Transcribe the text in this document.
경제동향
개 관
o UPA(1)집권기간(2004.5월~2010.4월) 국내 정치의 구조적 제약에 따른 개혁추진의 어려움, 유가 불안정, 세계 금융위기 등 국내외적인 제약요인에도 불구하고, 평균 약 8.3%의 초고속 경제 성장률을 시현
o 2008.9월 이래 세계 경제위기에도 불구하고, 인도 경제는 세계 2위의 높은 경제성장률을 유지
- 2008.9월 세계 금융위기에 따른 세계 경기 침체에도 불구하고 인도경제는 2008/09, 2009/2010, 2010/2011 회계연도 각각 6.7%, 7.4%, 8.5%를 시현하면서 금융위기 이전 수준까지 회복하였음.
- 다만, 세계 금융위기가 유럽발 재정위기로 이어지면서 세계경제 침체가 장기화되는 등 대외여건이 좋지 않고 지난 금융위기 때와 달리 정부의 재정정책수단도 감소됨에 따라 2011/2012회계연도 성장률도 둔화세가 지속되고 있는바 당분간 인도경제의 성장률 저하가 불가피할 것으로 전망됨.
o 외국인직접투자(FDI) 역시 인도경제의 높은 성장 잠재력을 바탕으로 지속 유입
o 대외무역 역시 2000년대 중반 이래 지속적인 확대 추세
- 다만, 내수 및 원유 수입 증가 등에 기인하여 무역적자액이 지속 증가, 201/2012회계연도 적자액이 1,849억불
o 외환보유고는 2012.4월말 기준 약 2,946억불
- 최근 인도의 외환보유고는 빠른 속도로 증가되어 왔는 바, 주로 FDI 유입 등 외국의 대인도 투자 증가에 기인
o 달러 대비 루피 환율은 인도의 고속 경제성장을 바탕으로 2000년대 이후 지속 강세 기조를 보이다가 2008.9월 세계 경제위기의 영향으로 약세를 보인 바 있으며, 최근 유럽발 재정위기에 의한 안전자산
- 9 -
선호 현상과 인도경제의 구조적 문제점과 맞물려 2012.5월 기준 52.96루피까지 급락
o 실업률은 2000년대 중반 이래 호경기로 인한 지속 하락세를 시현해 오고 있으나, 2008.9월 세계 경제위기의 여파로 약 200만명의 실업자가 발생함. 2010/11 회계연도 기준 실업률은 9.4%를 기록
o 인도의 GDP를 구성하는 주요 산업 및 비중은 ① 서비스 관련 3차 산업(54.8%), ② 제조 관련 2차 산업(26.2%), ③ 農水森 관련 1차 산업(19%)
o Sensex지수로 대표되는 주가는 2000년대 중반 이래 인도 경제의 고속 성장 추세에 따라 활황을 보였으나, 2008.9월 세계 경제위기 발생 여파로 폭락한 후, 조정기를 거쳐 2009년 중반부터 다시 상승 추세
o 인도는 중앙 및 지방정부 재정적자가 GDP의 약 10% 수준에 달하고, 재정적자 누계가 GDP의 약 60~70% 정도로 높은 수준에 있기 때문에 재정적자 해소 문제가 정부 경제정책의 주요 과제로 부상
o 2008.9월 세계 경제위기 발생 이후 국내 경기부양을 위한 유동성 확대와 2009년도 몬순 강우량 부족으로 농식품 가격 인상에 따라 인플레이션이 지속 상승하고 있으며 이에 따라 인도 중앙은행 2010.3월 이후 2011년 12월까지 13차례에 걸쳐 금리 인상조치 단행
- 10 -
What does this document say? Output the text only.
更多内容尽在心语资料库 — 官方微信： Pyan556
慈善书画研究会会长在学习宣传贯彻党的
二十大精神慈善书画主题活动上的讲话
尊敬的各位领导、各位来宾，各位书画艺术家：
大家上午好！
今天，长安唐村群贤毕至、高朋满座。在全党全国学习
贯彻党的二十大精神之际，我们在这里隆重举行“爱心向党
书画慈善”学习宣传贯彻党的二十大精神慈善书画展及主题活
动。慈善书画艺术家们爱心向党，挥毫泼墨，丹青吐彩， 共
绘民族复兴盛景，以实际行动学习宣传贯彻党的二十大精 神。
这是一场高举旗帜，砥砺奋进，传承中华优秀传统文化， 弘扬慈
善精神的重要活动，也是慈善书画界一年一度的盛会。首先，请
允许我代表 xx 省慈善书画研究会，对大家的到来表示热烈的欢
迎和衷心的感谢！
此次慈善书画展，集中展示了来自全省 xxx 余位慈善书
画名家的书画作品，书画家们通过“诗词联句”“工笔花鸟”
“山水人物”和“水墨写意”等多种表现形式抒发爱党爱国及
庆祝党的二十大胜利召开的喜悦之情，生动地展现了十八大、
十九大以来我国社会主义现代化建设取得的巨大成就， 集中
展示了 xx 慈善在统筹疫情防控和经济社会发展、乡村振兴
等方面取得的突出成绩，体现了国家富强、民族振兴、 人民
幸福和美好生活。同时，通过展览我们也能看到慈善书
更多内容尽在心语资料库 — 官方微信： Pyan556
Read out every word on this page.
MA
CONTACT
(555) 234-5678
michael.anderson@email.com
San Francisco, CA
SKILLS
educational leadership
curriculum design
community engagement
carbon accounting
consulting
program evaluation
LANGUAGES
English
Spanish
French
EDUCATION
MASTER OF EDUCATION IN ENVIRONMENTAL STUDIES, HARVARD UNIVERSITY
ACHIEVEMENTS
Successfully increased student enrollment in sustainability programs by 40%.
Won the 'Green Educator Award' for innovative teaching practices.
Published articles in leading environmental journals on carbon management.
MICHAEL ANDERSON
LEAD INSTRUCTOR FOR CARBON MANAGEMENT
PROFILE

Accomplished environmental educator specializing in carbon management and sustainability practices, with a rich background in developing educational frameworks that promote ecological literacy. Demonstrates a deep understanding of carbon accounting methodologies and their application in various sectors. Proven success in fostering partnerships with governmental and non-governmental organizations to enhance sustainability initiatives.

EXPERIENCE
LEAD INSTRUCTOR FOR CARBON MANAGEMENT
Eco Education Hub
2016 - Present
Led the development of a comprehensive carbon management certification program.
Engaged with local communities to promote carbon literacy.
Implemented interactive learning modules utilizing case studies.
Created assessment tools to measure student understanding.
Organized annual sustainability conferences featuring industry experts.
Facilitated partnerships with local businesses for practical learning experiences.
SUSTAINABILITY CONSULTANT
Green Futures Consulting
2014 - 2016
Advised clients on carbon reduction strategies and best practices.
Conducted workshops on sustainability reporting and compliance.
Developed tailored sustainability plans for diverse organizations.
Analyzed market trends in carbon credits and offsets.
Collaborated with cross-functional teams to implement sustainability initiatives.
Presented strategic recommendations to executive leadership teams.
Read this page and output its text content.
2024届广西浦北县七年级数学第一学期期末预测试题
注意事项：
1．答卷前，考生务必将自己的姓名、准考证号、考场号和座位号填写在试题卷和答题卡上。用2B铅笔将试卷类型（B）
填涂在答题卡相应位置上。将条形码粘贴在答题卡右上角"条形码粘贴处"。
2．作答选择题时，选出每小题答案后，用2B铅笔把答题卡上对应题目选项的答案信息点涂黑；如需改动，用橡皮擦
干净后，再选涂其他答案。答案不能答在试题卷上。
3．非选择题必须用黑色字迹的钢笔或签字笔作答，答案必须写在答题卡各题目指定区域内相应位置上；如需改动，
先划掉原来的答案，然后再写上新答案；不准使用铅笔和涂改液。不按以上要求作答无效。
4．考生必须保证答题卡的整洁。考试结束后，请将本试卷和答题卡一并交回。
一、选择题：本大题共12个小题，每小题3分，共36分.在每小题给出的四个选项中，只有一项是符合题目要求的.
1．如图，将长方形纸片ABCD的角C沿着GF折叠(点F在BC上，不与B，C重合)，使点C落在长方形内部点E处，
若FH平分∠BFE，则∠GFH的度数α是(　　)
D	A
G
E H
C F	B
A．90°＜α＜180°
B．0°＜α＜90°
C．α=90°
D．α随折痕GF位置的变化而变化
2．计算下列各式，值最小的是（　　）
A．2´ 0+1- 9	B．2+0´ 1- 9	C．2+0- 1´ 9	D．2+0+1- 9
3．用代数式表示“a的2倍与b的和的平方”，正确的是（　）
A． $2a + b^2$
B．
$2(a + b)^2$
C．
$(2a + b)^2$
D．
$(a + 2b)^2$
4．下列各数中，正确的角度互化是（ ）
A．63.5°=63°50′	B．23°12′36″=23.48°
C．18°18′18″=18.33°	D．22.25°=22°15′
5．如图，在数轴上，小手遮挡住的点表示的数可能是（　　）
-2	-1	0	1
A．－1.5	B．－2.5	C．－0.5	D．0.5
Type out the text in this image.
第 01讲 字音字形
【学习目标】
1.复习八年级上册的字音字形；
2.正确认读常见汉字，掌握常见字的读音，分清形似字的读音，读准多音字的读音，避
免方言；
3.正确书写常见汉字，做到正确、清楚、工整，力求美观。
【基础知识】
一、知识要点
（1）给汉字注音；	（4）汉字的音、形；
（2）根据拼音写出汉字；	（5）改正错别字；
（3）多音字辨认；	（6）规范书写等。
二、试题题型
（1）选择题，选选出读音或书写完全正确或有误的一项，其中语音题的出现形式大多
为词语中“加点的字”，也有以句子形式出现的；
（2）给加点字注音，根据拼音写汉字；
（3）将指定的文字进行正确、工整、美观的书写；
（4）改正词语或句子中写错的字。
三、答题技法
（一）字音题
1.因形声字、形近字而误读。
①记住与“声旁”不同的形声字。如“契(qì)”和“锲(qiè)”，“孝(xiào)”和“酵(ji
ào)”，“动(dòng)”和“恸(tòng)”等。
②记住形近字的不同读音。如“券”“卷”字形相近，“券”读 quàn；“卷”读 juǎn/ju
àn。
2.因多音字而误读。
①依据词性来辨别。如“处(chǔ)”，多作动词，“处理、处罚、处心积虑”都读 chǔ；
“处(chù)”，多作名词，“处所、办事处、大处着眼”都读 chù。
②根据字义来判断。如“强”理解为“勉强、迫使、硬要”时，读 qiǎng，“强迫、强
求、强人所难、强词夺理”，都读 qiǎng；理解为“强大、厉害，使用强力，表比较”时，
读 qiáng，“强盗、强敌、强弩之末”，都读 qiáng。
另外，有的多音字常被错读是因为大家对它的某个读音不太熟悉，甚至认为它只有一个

● DIRECTIONS: Determine how many lines in the records contain "Read", and reply with the number only.

● OUTPUT OF THE TASK: 2